(Stored data entries)
# # # # # # #
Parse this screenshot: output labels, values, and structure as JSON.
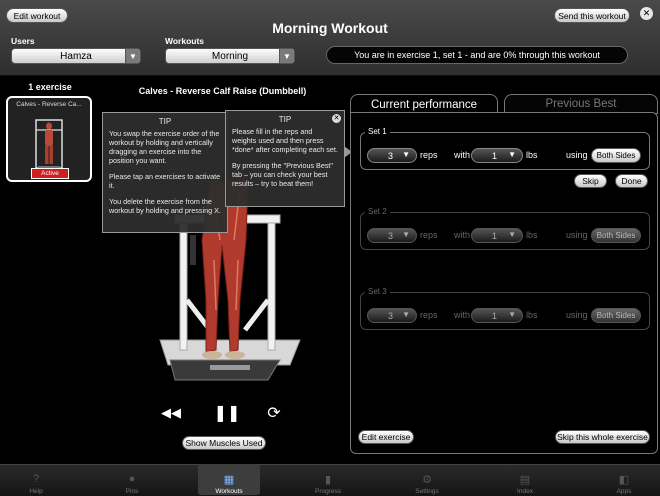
{
  "header": {
    "edit_workout": "Edit workout",
    "title": "Morning Workout",
    "send_workout": "Send this workout",
    "users_label": "Users",
    "user_value": "Hamza",
    "workouts_label": "Workouts",
    "workout_value": "Morning",
    "status": "You are in exercise 1, set 1 - and are 0% through this workout"
  },
  "left": {
    "count_label": "1 exercise",
    "thumb_title": "Calves - Reverse Ca...",
    "thumb_badge": "Active"
  },
  "exercise": {
    "title": "Calves - Reverse Calf Raise (Dumbbell)",
    "show_muscles": "Show Muscles Used"
  },
  "tip1": {
    "title": "TIP",
    "p1": "You swap the exercise order of the workout by holding and vertically dragging an exercise into the position you want.",
    "p2": "Please tap an exercises to activate it.",
    "p3": "You delete the exercise from the workout by holding and pressing X."
  },
  "tip2": {
    "title": "TIP",
    "p1": "Please fill in the reps and weights used and then press *done* after completing each set.",
    "p2": "By pressing the \"Previous Best\" tab – you can check your best results – try to beat them!"
  },
  "tabs": {
    "current": "Current performance",
    "previous": "Previous Best"
  },
  "sets": [
    {
      "label": "Set 1",
      "reps": "3",
      "weight": "1",
      "side": "Both Sides"
    },
    {
      "label": "Set 2",
      "reps": "3",
      "weight": "1",
      "side": "Both Sides"
    },
    {
      "label": "Set 3",
      "reps": "3",
      "weight": "1",
      "side": "Both Sides"
    }
  ],
  "set_words": {
    "reps": "reps",
    "with": "with",
    "lbs": "lbs",
    "using": "using"
  },
  "set_buttons": {
    "skip": "Skip",
    "done": "Done"
  },
  "panel_buttons": {
    "edit": "Edit exercise",
    "skip_all": "Skip this whole exercise"
  },
  "tabbar": [
    {
      "label": "Help",
      "icon": "help-icon"
    },
    {
      "label": "Pins",
      "icon": "pin-icon"
    },
    {
      "label": "Workouts",
      "icon": "calendar-icon"
    },
    {
      "label": "Progress",
      "icon": "bar-chart-icon"
    },
    {
      "label": "Settings",
      "icon": "gear-icon"
    },
    {
      "label": "Index",
      "icon": "index-icon"
    },
    {
      "label": "Apps",
      "icon": "apps-icon"
    }
  ],
  "colors": {
    "accent": "#7fb2ff",
    "badge": "#cc1f1f"
  }
}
# # # # # # #
WHAT YOU HAVE TO DO: In the entries above, find lines with "Please" and copy each.

THE OUTPUT:
    "p2": "Please tap an exercises to activate it.",
    "p1": "Please fill in the reps and weights used and then press *done* after completing each set.",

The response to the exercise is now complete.